• **Job**: Copy the rows word for word, from the first row through the row containing "chart-title: Phylum level: [652, 230, 721, 245]", with both ends included.

• **Entries supplied**:

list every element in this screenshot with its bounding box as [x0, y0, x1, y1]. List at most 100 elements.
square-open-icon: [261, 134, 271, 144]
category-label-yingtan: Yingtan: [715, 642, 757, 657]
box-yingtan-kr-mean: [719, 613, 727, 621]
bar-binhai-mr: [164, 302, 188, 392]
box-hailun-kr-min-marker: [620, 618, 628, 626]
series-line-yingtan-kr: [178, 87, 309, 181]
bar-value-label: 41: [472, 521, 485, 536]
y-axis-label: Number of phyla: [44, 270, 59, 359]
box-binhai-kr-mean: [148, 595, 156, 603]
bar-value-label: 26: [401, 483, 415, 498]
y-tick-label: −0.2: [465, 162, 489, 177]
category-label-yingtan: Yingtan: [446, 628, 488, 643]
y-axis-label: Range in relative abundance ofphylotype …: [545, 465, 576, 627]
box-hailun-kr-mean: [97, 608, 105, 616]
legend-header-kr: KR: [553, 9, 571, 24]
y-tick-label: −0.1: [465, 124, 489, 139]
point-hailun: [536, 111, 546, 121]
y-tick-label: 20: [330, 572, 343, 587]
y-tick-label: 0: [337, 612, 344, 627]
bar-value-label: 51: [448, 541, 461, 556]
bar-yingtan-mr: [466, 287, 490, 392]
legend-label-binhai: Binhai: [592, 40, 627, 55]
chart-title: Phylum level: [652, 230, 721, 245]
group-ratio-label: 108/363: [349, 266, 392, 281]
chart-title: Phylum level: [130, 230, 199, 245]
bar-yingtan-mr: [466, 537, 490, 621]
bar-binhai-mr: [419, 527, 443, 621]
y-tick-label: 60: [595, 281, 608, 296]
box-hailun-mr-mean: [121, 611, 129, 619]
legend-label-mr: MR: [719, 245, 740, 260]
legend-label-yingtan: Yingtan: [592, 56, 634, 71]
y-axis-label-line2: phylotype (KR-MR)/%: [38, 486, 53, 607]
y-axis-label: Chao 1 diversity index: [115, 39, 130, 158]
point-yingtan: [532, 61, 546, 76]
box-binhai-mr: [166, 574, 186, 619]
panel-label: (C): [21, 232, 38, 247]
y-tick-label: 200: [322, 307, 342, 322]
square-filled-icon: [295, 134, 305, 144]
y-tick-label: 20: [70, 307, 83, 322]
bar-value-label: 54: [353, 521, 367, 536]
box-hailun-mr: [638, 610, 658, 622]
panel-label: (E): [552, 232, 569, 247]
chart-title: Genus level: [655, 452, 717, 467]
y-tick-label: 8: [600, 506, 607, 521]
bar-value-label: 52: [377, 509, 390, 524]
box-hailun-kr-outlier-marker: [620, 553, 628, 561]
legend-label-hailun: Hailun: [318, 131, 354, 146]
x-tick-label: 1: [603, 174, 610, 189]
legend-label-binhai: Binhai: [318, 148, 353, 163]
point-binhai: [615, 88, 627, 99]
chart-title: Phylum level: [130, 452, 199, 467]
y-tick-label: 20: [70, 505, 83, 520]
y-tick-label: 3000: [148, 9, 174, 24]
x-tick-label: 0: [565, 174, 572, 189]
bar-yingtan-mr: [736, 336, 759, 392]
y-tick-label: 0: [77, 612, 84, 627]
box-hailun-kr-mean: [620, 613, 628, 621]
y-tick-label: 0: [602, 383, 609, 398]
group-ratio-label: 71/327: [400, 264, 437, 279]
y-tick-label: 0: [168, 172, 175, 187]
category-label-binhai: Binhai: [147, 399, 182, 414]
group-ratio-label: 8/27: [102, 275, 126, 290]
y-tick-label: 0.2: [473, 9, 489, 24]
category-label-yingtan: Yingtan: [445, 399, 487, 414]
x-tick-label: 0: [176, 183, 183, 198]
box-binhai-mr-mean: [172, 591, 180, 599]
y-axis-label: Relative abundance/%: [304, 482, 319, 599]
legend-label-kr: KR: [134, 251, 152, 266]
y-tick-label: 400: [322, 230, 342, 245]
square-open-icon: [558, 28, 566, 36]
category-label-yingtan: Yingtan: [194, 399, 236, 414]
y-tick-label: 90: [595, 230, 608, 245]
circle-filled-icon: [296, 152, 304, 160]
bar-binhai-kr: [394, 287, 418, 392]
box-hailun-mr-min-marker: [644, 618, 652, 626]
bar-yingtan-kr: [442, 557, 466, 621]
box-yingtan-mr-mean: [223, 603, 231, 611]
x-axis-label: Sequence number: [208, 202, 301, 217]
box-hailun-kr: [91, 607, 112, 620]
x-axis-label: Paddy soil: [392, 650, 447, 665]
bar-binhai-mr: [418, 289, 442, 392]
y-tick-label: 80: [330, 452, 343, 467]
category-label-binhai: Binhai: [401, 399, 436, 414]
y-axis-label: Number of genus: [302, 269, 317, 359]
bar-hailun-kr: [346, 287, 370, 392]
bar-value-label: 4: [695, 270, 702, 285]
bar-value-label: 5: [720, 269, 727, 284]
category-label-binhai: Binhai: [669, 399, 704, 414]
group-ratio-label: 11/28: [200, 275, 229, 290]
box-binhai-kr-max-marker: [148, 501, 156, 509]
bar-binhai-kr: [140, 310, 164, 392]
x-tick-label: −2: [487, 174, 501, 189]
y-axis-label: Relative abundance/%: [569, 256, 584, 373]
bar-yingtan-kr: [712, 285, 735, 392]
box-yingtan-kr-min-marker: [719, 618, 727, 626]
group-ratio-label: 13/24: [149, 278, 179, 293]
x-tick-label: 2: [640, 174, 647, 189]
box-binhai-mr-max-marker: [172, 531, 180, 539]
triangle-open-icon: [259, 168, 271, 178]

• **Answer to the exercise**:
list every element in this screenshot with its bounding box as [x0, y0, x1, y1]. List at most 100 elements.
square-open-icon: [261, 134, 271, 144]
category-label-yingtan: Yingtan: [715, 642, 757, 657]
box-yingtan-kr-mean: [719, 613, 727, 621]
bar-binhai-mr: [164, 302, 188, 392]
box-hailun-kr-min-marker: [620, 618, 628, 626]
series-line-yingtan-kr: [178, 87, 309, 181]
bar-value-label: 41: [472, 521, 485, 536]
y-axis-label: Number of phyla: [44, 270, 59, 359]
box-binhai-kr-mean: [148, 595, 156, 603]
bar-value-label: 26: [401, 483, 415, 498]
y-tick-label: −0.2: [465, 162, 489, 177]
category-label-yingtan: Yingtan: [446, 628, 488, 643]
y-axis-label: Range in relative abundance ofphylotype …: [545, 465, 576, 627]
box-hailun-kr-mean: [97, 608, 105, 616]
legend-header-kr: KR: [553, 9, 571, 24]
y-tick-label: −0.1: [465, 124, 489, 139]
point-hailun: [536, 111, 546, 121]
y-tick-label: 20: [330, 572, 343, 587]
y-tick-label: 0: [337, 612, 344, 627]
bar-value-label: 51: [448, 541, 461, 556]
bar-yingtan-mr: [466, 287, 490, 392]
legend-label-binhai: Binhai: [592, 40, 627, 55]
chart-title: Phylum level: [652, 230, 721, 245]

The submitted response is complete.